**JOB**: Filter out everything except lines holding "npriority".

[Excerpt from a dataset]
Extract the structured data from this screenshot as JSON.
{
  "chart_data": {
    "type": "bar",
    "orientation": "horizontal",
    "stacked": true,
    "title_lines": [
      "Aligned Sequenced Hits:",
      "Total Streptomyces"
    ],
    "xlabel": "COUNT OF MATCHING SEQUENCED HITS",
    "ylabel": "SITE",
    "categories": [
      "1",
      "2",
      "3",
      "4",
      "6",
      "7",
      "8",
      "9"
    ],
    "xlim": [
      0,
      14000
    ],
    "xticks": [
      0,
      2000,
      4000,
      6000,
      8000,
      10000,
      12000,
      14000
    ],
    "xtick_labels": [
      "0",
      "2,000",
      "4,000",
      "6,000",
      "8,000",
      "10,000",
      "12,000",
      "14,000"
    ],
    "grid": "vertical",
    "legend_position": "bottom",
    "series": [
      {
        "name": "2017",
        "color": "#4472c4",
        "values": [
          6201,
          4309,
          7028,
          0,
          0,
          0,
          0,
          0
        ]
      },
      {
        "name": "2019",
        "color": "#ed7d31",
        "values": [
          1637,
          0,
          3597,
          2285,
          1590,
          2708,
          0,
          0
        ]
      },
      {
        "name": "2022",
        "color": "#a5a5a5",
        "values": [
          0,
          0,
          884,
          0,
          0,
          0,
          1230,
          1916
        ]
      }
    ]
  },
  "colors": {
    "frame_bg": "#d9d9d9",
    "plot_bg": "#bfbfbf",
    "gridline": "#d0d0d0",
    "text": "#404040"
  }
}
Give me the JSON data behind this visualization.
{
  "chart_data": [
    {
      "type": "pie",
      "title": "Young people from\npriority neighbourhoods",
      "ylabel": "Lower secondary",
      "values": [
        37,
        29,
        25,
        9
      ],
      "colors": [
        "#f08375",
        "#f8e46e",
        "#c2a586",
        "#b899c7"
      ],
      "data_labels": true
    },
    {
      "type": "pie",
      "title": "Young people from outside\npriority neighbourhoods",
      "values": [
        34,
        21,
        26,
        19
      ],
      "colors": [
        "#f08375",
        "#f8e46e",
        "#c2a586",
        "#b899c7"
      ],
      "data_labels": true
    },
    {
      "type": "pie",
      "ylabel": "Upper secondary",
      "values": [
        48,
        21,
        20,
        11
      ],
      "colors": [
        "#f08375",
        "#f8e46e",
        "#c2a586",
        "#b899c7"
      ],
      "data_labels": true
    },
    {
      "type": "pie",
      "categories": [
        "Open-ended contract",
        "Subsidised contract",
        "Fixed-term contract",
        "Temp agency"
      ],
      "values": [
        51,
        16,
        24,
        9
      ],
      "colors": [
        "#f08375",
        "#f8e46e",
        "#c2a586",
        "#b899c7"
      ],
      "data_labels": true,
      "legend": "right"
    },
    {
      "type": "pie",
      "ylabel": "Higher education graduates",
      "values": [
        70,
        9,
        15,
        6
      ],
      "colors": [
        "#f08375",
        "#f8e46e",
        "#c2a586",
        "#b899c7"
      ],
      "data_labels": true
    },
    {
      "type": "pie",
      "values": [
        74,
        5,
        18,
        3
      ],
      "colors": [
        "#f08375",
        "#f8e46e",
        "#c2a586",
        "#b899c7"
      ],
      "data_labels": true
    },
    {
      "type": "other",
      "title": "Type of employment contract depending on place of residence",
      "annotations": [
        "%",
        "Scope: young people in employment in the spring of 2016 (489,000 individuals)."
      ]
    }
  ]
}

**WRITTEN REPLY**:
      "title": "Young people from\npriority neighbourhoods",
      "title": "Young people from outside\npriority neighbourhoods",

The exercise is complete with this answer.